(Stored entries)
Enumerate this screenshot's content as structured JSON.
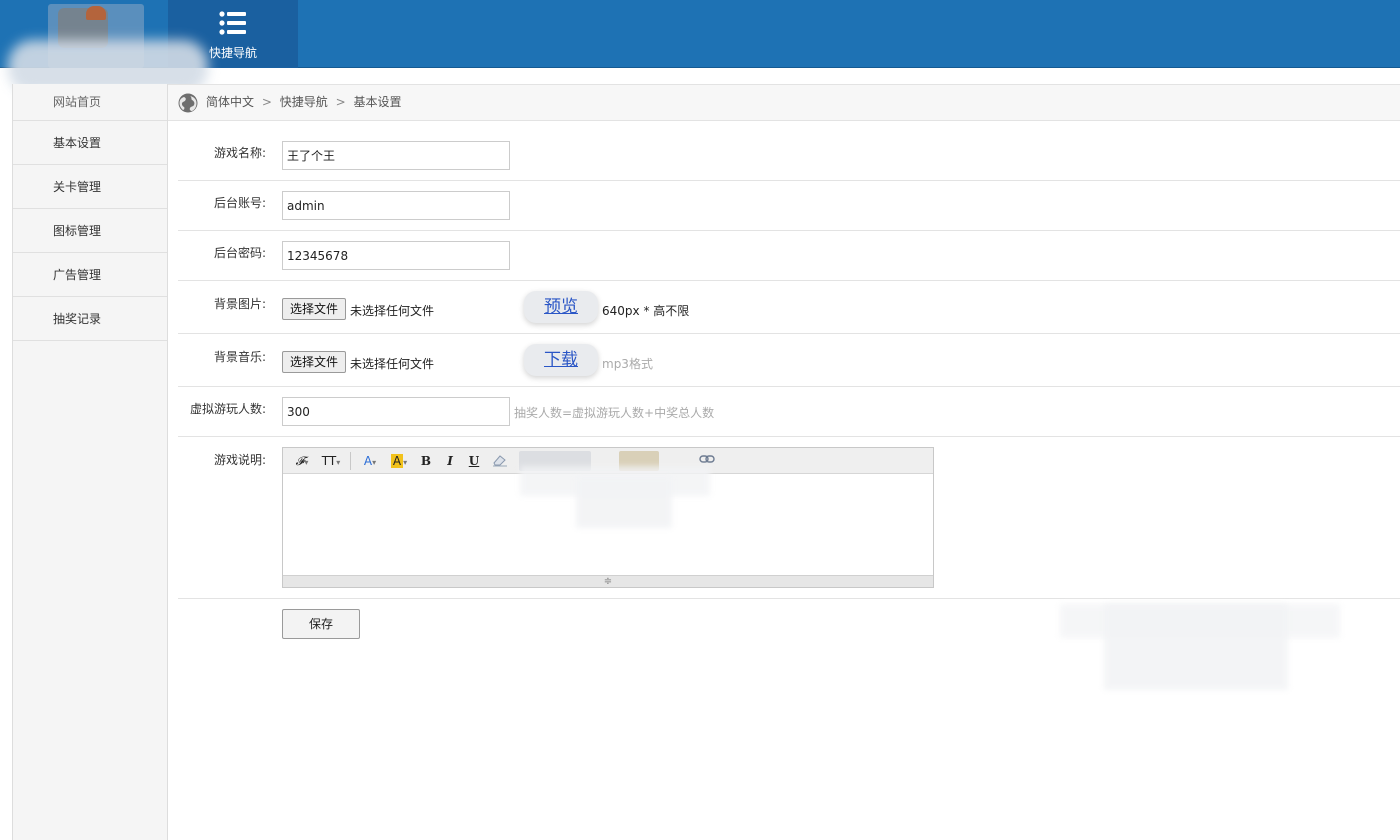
{
  "header": {
    "nav_label": "快捷导航",
    "nav_icon": "list-icon",
    "bg_color": "#1e72b4"
  },
  "sidebar": {
    "items": [
      {
        "label": "网站首页"
      },
      {
        "label": "基本设置"
      },
      {
        "label": "关卡管理"
      },
      {
        "label": "图标管理"
      },
      {
        "label": "广告管理"
      },
      {
        "label": "抽奖记录"
      }
    ]
  },
  "breadcrumb": {
    "items": [
      "简体中文",
      "快捷导航",
      "基本设置"
    ],
    "separator": ">"
  },
  "form": {
    "game_name": {
      "label": "游戏名称:",
      "value": "王了个王"
    },
    "admin_account": {
      "label": "后台账号:",
      "value": "admin"
    },
    "admin_password": {
      "label": "后台密码:",
      "value": "12345678"
    },
    "bg_image": {
      "label": "背景图片:",
      "button": "选择文件",
      "status": "未选择任何文件",
      "action": "预览",
      "note": "640px * 高不限"
    },
    "bg_music": {
      "label": "背景音乐:",
      "button": "选择文件",
      "status": "未选择任何文件",
      "action": "下载",
      "hint": "mp3格式"
    },
    "virtual_players": {
      "label": "虚拟游玩人数:",
      "value": "300",
      "hint": "抽奖人数=虚拟游玩人数+中奖总人数"
    },
    "description": {
      "label": "游戏说明:",
      "toolbar": {
        "font_family": "𝓕",
        "font_size": "TT",
        "font_color": "A",
        "bg_color": "A",
        "bold": "B",
        "italic": "I",
        "underline": "U",
        "dropdown_arrow": "▾"
      },
      "resize_handle": "≑"
    },
    "save_label": "保存"
  }
}
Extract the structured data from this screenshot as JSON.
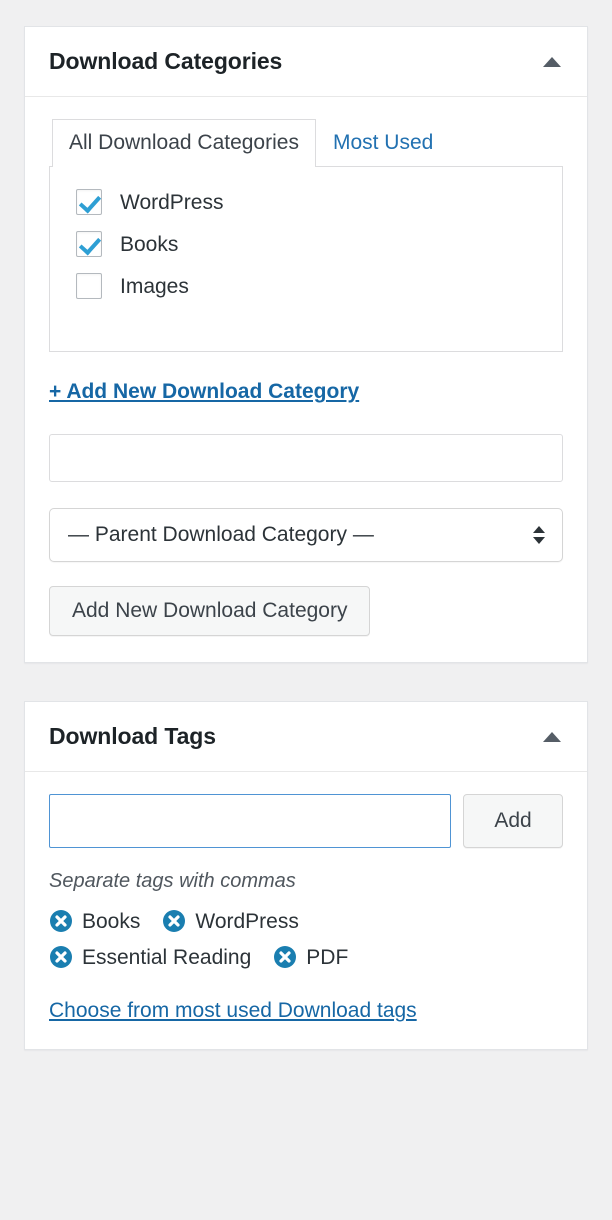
{
  "panels": {
    "categories": {
      "title": "Download Categories",
      "toggle_icon": "triangle-up-icon",
      "tabs": [
        {
          "label": "All Download Categories",
          "active": true
        },
        {
          "label": "Most Used",
          "active": false
        }
      ],
      "items": [
        {
          "label": "WordPress",
          "checked": true
        },
        {
          "label": "Books",
          "checked": true
        },
        {
          "label": "Images",
          "checked": false
        }
      ],
      "add_new_link": "+ Add New Download Category",
      "new_category_input": {
        "value": "",
        "placeholder": ""
      },
      "parent_select": {
        "selected": "— Parent Download Category —",
        "icon": "updown-arrows-icon"
      },
      "submit_button": "Add New Download Category"
    },
    "tags": {
      "title": "Download Tags",
      "toggle_icon": "triangle-up-icon",
      "input": {
        "value": "",
        "placeholder": ""
      },
      "add_button": "Add",
      "hint": "Separate tags with commas",
      "tags": [
        {
          "label": "Books",
          "remove_icon": "circle-x-icon"
        },
        {
          "label": "WordPress",
          "remove_icon": "circle-x-icon"
        },
        {
          "label": "Essential Reading",
          "remove_icon": "circle-x-icon"
        },
        {
          "label": "PDF",
          "remove_icon": "circle-x-icon"
        }
      ],
      "most_used_link": "Choose from most used Download tags"
    }
  },
  "colors": {
    "page_background": "#f0f0f1",
    "panel_background": "#ffffff",
    "panel_border": "#e2e4e7",
    "link_blue": "#1667a5",
    "tab_link_blue": "#2271b1",
    "checkbox_check": "#2e9fd4",
    "tag_remove_icon": "#1a7eb0",
    "heading_text": "#1d2327",
    "body_text": "#2c3338",
    "focus_border": "#4f94d4"
  }
}
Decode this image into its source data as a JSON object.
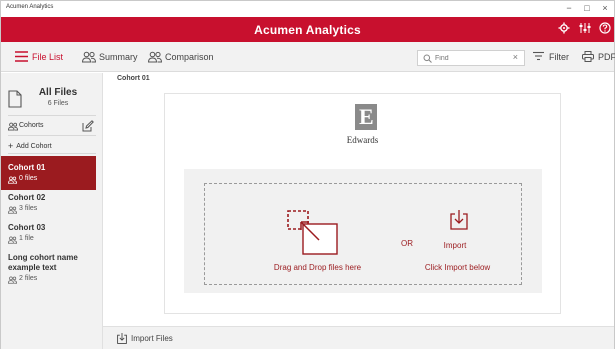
{
  "window": {
    "title": "Acumen Analytics",
    "controls": [
      "−",
      "□",
      "×"
    ]
  },
  "header": {
    "title": "Acumen Analytics",
    "accent": "#c8102e"
  },
  "toolbar": {
    "tabs": [
      {
        "label": "File List",
        "icon": "list-icon",
        "active": true
      },
      {
        "label": "Summary",
        "icon": "people-icon",
        "active": false
      },
      {
        "label": "Comparison",
        "icon": "people-icon",
        "active": false
      }
    ],
    "search": {
      "placeholder": "Find"
    },
    "filter_label": "Filter",
    "pdf_label": "PDF"
  },
  "sidebar": {
    "all_files": {
      "title": "All Files",
      "count": "6 Files"
    },
    "cohorts_label": "Cohorts",
    "add_cohort": "Add Cohort",
    "cohorts": [
      {
        "name": "Cohort 01",
        "files": "0 files",
        "active": true
      },
      {
        "name": "Cohort 02",
        "files": "3 files",
        "active": false
      },
      {
        "name": "Cohort 03",
        "files": "1 file",
        "active": false
      },
      {
        "name": "Long cohort name example text",
        "files": "2 files",
        "active": false
      }
    ],
    "active_color": "#9b1b1f"
  },
  "main": {
    "breadcrumb": "Cohort 01",
    "brand": "Edwards",
    "logo_letter": "E",
    "drag_text": "Drag and Drop files here",
    "or_text": "OR",
    "import_label": "Import",
    "import_text": "Click Import below"
  },
  "footer": {
    "import_files": "Import Files"
  }
}
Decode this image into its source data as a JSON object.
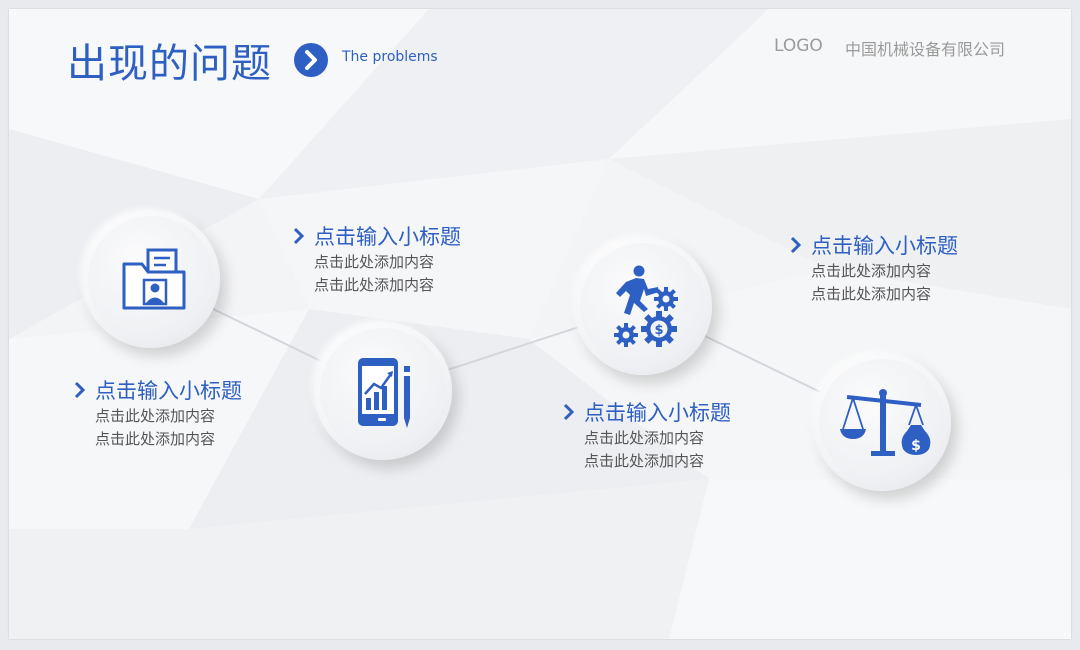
{
  "header": {
    "title": "出现的问题",
    "subtitle": "The problems",
    "logo": "LOGO",
    "company": "中国机械设备有限公司"
  },
  "colors": {
    "accent": "#2e5fc2",
    "text_gray": "#555555",
    "header_gray": "#9a9a9a"
  },
  "items": [
    {
      "title": "点击输入小标题",
      "line1": "点击此处添加内容",
      "line2": "点击此处添加内容",
      "icon": "folder-profile-icon"
    },
    {
      "title": "点击输入小标题",
      "line1": "点击此处添加内容",
      "line2": "点击此处添加内容",
      "icon": "tablet-chart-pen-icon"
    },
    {
      "title": "点击输入小标题",
      "line1": "点击此处添加内容",
      "line2": "点击此处添加内容",
      "icon": "runner-gears-dollar-icon"
    },
    {
      "title": "点击输入小标题",
      "line1": "点击此处添加内容",
      "line2": "点击此处添加内容",
      "icon": "balance-scale-money-icon"
    }
  ]
}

THE TASK: The records above are to be reproduced exactly; the pictures are to be left out.

RESPONSE:
Enumerate this screenshot's content as structured JSON.
{
  "header": {
    "nav_label": "快捷导航",
    "nav_icon": "list-icon",
    "bg_color": "#1e72b4"
  },
  "sidebar": {
    "items": [
      {
        "label": "网站首页"
      },
      {
        "label": "基本设置"
      },
      {
        "label": "关卡管理"
      },
      {
        "label": "图标管理"
      },
      {
        "label": "广告管理"
      },
      {
        "label": "抽奖记录"
      }
    ]
  },
  "breadcrumb": {
    "items": [
      "简体中文",
      "快捷导航",
      "基本设置"
    ],
    "separator": ">"
  },
  "form": {
    "game_name": {
      "label": "游戏名称:",
      "value": "王了个王"
    },
    "admin_account": {
      "label": "后台账号:",
      "value": "admin"
    },
    "admin_password": {
      "label": "后台密码:",
      "value": "12345678"
    },
    "bg_image": {
      "label": "背景图片:",
      "button": "选择文件",
      "status": "未选择任何文件",
      "action": "预览",
      "note": "640px * 高不限"
    },
    "bg_music": {
      "label": "背景音乐:",
      "button": "选择文件",
      "status": "未选择任何文件",
      "action": "下载",
      "hint": "mp3格式"
    },
    "virtual_players": {
      "label": "虚拟游玩人数:",
      "value": "300",
      "hint": "抽奖人数=虚拟游玩人数+中奖总人数"
    },
    "description": {
      "label": "游戏说明:",
      "toolbar": {
        "font_family": "𝓕",
        "font_size": "TT",
        "font_color": "A",
        "bg_color": "A",
        "bold": "B",
        "italic": "I",
        "underline": "U",
        "dropdown_arrow": "▾"
      },
      "resize_handle": "≑"
    },
    "save_label": "保存"
  }
}
Extract the structured data from this screenshot as JSON.
{
  "panels": {
    "categories": {
      "title": "Download Categories",
      "toggle_icon": "triangle-up-icon",
      "tabs": [
        {
          "label": "All Download Categories",
          "active": true
        },
        {
          "label": "Most Used",
          "active": false
        }
      ],
      "items": [
        {
          "label": "WordPress",
          "checked": true
        },
        {
          "label": "Books",
          "checked": true
        },
        {
          "label": "Images",
          "checked": false
        }
      ],
      "add_new_link": "+ Add New Download Category",
      "new_category_input": {
        "value": "",
        "placeholder": ""
      },
      "parent_select": {
        "selected": "— Parent Download Category —",
        "icon": "updown-arrows-icon"
      },
      "submit_button": "Add New Download Category"
    },
    "tags": {
      "title": "Download Tags",
      "toggle_icon": "triangle-up-icon",
      "input": {
        "value": "",
        "placeholder": ""
      },
      "add_button": "Add",
      "hint": "Separate tags with commas",
      "tags": [
        {
          "label": "Books",
          "remove_icon": "circle-x-icon"
        },
        {
          "label": "WordPress",
          "remove_icon": "circle-x-icon"
        },
        {
          "label": "Essential Reading",
          "remove_icon": "circle-x-icon"
        },
        {
          "label": "PDF",
          "remove_icon": "circle-x-icon"
        }
      ],
      "most_used_link": "Choose from most used Download tags"
    }
  },
  "colors": {
    "page_background": "#f0f0f1",
    "panel_background": "#ffffff",
    "panel_border": "#e2e4e7",
    "link_blue": "#1667a5",
    "tab_link_blue": "#2271b1",
    "checkbox_check": "#2e9fd4",
    "tag_remove_icon": "#1a7eb0",
    "heading_text": "#1d2327",
    "body_text": "#2c3338",
    "focus_border": "#4f94d4"
  }
}
Decode this image into its source data as a JSON object.
{
  "window": {
    "title": "Acumen Analytics",
    "controls": [
      "−",
      "□",
      "×"
    ]
  },
  "header": {
    "title": "Acumen Analytics",
    "accent": "#c8102e"
  },
  "toolbar": {
    "tabs": [
      {
        "label": "File List",
        "icon": "list-icon",
        "active": true
      },
      {
        "label": "Summary",
        "icon": "people-icon",
        "active": false
      },
      {
        "label": "Comparison",
        "icon": "people-icon",
        "active": false
      }
    ],
    "search": {
      "placeholder": "Find"
    },
    "filter_label": "Filter",
    "pdf_label": "PDF"
  },
  "sidebar": {
    "all_files": {
      "title": "All Files",
      "count": "6 Files"
    },
    "cohorts_label": "Cohorts",
    "add_cohort": "Add Cohort",
    "cohorts": [
      {
        "name": "Cohort 01",
        "files": "0 files",
        "active": true
      },
      {
        "name": "Cohort 02",
        "files": "3 files",
        "active": false
      },
      {
        "name": "Cohort 03",
        "files": "1 file",
        "active": false
      },
      {
        "name": "Long cohort name example text",
        "files": "2 files",
        "active": false
      }
    ],
    "active_color": "#9b1b1f"
  },
  "main": {
    "breadcrumb": "Cohort 01",
    "brand": "Edwards",
    "logo_letter": "E",
    "drag_text": "Drag and Drop files here",
    "or_text": "OR",
    "import_label": "Import",
    "import_text": "Click Import below"
  },
  "footer": {
    "import_files": "Import Files"
  }
}
Decode this image into its source data as a JSON object.
{
  "header": {
    "title": "出现的问题",
    "subtitle": "The problems",
    "logo": "LOGO",
    "company": "中国机械设备有限公司"
  },
  "colors": {
    "accent": "#2e5fc2",
    "text_gray": "#555555",
    "header_gray": "#9a9a9a"
  },
  "items": [
    {
      "title": "点击输入小标题",
      "line1": "点击此处添加内容",
      "line2": "点击此处添加内容",
      "icon": "folder-profile-icon"
    },
    {
      "title": "点击输入小标题",
      "line1": "点击此处添加内容",
      "line2": "点击此处添加内容",
      "icon": "tablet-chart-pen-icon"
    },
    {
      "title": "点击输入小标题",
      "line1": "点击此处添加内容",
      "line2": "点击此处添加内容",
      "icon": "runner-gears-dollar-icon"
    },
    {
      "title": "点击输入小标题",
      "line1": "点击此处添加内容",
      "line2": "点击此处添加内容",
      "icon": "balance-scale-money-icon"
    }
  ]
}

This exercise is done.